● TASK TO COMPLETE
Restate all the material verbatim, except for the pictures.
*****
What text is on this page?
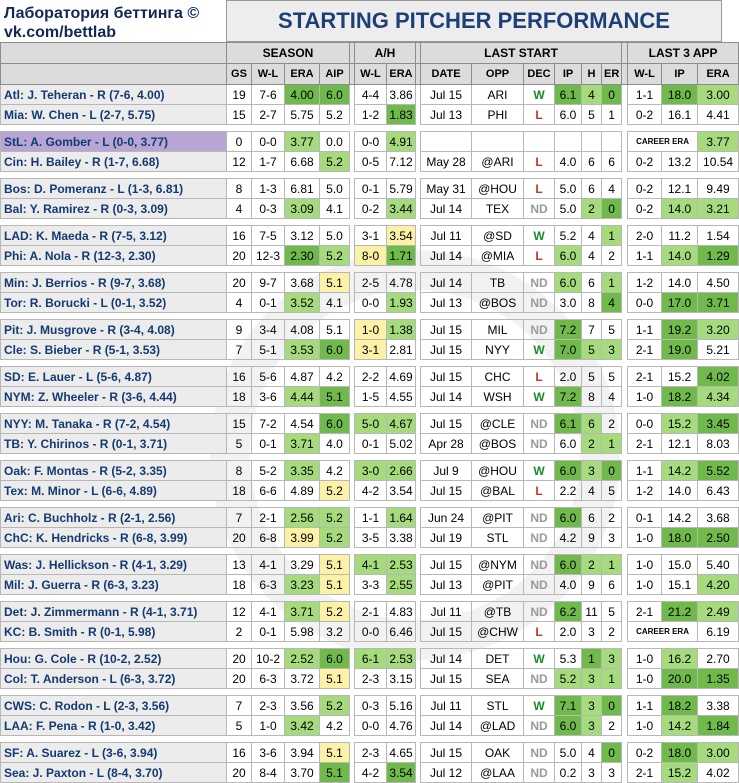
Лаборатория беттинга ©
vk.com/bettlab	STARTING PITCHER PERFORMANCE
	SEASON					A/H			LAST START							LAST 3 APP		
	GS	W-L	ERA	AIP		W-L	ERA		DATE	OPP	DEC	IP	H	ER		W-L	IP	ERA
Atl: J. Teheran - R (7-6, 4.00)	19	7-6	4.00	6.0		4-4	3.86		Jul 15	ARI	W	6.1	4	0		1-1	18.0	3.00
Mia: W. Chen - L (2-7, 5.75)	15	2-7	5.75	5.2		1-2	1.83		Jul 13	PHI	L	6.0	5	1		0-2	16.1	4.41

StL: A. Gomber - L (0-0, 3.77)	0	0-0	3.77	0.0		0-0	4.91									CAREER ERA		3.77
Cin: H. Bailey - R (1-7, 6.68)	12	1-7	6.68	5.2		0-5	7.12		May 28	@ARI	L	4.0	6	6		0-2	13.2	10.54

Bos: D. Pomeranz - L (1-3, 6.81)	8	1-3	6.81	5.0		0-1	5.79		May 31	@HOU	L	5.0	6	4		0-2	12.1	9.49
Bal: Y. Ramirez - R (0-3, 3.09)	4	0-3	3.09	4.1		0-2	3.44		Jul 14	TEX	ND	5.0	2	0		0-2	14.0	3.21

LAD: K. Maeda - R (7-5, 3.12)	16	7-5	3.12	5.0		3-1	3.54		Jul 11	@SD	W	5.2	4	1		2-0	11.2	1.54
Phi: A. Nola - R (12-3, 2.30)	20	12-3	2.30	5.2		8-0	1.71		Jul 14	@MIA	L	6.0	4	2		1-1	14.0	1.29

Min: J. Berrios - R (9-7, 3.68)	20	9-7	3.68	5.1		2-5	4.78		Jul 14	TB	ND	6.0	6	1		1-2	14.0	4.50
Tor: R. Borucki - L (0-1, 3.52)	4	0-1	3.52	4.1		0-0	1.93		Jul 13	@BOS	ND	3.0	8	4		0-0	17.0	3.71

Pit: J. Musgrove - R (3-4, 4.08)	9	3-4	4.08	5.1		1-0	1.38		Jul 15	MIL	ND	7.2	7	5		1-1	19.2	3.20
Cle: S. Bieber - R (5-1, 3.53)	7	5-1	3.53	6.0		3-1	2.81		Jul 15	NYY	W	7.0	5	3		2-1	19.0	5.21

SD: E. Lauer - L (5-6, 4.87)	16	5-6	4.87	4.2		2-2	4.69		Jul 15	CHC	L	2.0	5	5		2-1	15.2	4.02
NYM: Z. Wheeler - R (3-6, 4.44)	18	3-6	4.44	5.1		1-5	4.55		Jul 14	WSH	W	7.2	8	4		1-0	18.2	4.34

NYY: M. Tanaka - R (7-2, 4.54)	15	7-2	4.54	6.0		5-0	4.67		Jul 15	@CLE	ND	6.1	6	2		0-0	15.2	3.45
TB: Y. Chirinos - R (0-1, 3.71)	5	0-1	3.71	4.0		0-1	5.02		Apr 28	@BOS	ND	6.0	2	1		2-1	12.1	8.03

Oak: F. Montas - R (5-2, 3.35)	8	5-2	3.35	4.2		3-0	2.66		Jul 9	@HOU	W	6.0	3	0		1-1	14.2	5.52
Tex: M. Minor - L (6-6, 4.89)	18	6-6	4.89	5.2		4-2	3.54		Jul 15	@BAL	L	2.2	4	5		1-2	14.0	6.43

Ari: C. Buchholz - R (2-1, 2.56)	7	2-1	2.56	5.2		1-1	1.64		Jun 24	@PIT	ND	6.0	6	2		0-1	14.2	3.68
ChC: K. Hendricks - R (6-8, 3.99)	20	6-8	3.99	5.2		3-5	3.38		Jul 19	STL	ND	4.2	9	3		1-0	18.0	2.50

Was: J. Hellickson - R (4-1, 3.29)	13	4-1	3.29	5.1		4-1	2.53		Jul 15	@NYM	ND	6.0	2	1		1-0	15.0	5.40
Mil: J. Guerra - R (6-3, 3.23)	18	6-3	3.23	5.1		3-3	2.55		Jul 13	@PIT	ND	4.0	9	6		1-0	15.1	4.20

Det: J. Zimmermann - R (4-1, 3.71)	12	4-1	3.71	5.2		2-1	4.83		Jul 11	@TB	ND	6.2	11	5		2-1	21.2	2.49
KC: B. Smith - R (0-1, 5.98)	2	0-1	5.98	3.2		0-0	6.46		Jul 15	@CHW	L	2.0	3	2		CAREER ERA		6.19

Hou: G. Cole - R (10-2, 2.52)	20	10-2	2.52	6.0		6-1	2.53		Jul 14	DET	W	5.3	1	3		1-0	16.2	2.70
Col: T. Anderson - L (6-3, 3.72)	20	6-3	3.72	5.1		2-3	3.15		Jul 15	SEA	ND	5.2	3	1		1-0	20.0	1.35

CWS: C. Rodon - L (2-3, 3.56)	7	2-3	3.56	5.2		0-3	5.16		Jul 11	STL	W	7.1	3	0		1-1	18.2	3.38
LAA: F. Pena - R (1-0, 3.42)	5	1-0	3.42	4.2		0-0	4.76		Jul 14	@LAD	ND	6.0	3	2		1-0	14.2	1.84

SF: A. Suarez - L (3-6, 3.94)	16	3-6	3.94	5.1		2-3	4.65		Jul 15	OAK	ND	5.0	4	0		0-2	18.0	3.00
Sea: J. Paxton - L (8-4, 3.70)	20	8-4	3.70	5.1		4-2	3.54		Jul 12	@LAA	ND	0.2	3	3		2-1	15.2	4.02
*****
● SOLUTION TO THIS PROBLEM
What text is on this page?
Лаборатория беттинга ©
vk.com/bettlab	STARTING PITCHER PERFORMANCE
	SEASON					A/H			LAST START							LAST 3 APP		
	GS	W-L	ERA	AIP		W-L	ERA		DATE	OPP	DEC	IP	H	ER		W-L	IP	ERA
Atl: J. Teheran - R (7-6, 4.00)	19	7-6	4.00	6.0		4-4	3.86		Jul 15	ARI	W	6.1	4	0		1-1	18.0	3.00
Mia: W. Chen - L (2-7, 5.75)	15	2-7	5.75	5.2		1-2	1.83		Jul 13	PHI	L	6.0	5	1		0-2	16.1	4.41

StL: A. Gomber - L (0-0, 3.77)	0	0-0	3.77	0.0		0-0	4.91									CAREER ERA		3.77
Cin: H. Bailey - R (1-7, 6.68)	12	1-7	6.68	5.2		0-5	7.12		May 28	@ARI	L	4.0	6	6		0-2	13.2	10.54

Bos: D. Pomeranz - L (1-3, 6.81)	8	1-3	6.81	5.0		0-1	5.79		May 31	@HOU	L	5.0	6	4		0-2	12.1	9.49
Bal: Y. Ramirez - R (0-3, 3.09)	4	0-3	3.09	4.1		0-2	3.44		Jul 14	TEX	ND	5.0	2	0		0-2	14.0	3.21

LAD: K. Maeda - R (7-5, 3.12)	16	7-5	3.12	5.0		3-1	3.54		Jul 11	@SD	W	5.2	4	1		2-0	11.2	1.54
Phi: A. Nola - R (12-3, 2.30)	20	12-3	2.30	5.2		8-0	1.71		Jul 14	@MIA	L	6.0	4	2		1-1	14.0	1.29

Min: J. Berrios - R (9-7, 3.68)	20	9-7	3.68	5.1		2-5	4.78		Jul 14	TB	ND	6.0	6	1		1-2	14.0	4.50
Tor: R. Borucki - L (0-1, 3.52)	4	0-1	3.52	4.1		0-0	1.93		Jul 13	@BOS	ND	3.0	8	4		0-0	17.0	3.71

Pit: J. Musgrove - R (3-4, 4.08)	9	3-4	4.08	5.1		1-0	1.38		Jul 15	MIL	ND	7.2	7	5		1-1	19.2	3.20
Cle: S. Bieber - R (5-1, 3.53)	7	5-1	3.53	6.0		3-1	2.81		Jul 15	NYY	W	7.0	5	3		2-1	19.0	5.21

SD: E. Lauer - L (5-6, 4.87)	16	5-6	4.87	4.2		2-2	4.69		Jul 15	CHC	L	2.0	5	5		2-1	15.2	4.02
NYM: Z. Wheeler - R (3-6, 4.44)	18	3-6	4.44	5.1		1-5	4.55		Jul 14	WSH	W	7.2	8	4		1-0	18.2	4.34

NYY: M. Tanaka - R (7-2, 4.54)	15	7-2	4.54	6.0		5-0	4.67		Jul 15	@CLE	ND	6.1	6	2		0-0	15.2	3.45
TB: Y. Chirinos - R (0-1, 3.71)	5	0-1	3.71	4.0		0-1	5.02		Apr 28	@BOS	ND	6.0	2	1		2-1	12.1	8.03

Oak: F. Montas - R (5-2, 3.35)	8	5-2	3.35	4.2		3-0	2.66		Jul 9	@HOU	W	6.0	3	0		1-1	14.2	5.52
Tex: M. Minor - L (6-6, 4.89)	18	6-6	4.89	5.2		4-2	3.54		Jul 15	@BAL	L	2.2	4	5		1-2	14.0	6.43

Ari: C. Buchholz - R (2-1, 2.56)	7	2-1	2.56	5.2		1-1	1.64		Jun 24	@PIT	ND	6.0	6	2		0-1	14.2	3.68
ChC: K. Hendricks - R (6-8, 3.99)	20	6-8	3.99	5.2		3-5	3.38		Jul 19	STL	ND	4.2	9	3		1-0	18.0	2.50

Was: J. Hellickson - R (4-1, 3.29)	13	4-1	3.29	5.1		4-1	2.53		Jul 15	@NYM	ND	6.0	2	1		1-0	15.0	5.40
Mil: J. Guerra - R (6-3, 3.23)	18	6-3	3.23	5.1		3-3	2.55		Jul 13	@PIT	ND	4.0	9	6		1-0	15.1	4.20

Det: J. Zimmermann - R (4-1, 3.71)	12	4-1	3.71	5.2		2-1	4.83		Jul 11	@TB	ND	6.2	11	5		2-1	21.2	2.49
KC: B. Smith - R (0-1, 5.98)	2	0-1	5.98	3.2		0-0	6.46		Jul 15	@CHW	L	2.0	3	2		CAREER ERA		6.19

Hou: G. Cole - R (10-2, 2.52)	20	10-2	2.52	6.0		6-1	2.53		Jul 14	DET	W	5.3	1	3		1-0	16.2	2.70
Col: T. Anderson - L (6-3, 3.72)	20	6-3	3.72	5.1		2-3	3.15		Jul 15	SEA	ND	5.2	3	1		1-0	20.0	1.35

CWS: C. Rodon - L (2-3, 3.56)	7	2-3	3.56	5.2		0-3	5.16		Jul 11	STL	W	7.1	3	0		1-1	18.2	3.38
LAA: F. Pena - R (1-0, 3.42)	5	1-0	3.42	4.2		0-0	4.76		Jul 14	@LAD	ND	6.0	3	2		1-0	14.2	1.84

SF: A. Suarez - L (3-6, 3.94)	16	3-6	3.94	5.1		2-3	4.65		Jul 15	OAK	ND	5.0	4	0		0-2	18.0	3.00
Sea: J. Paxton - L (8-4, 3.70)	20	8-4	3.70	5.1		4-2	3.54		Jul 12	@LAA	ND	0.2	3	3		2-1	15.2	4.02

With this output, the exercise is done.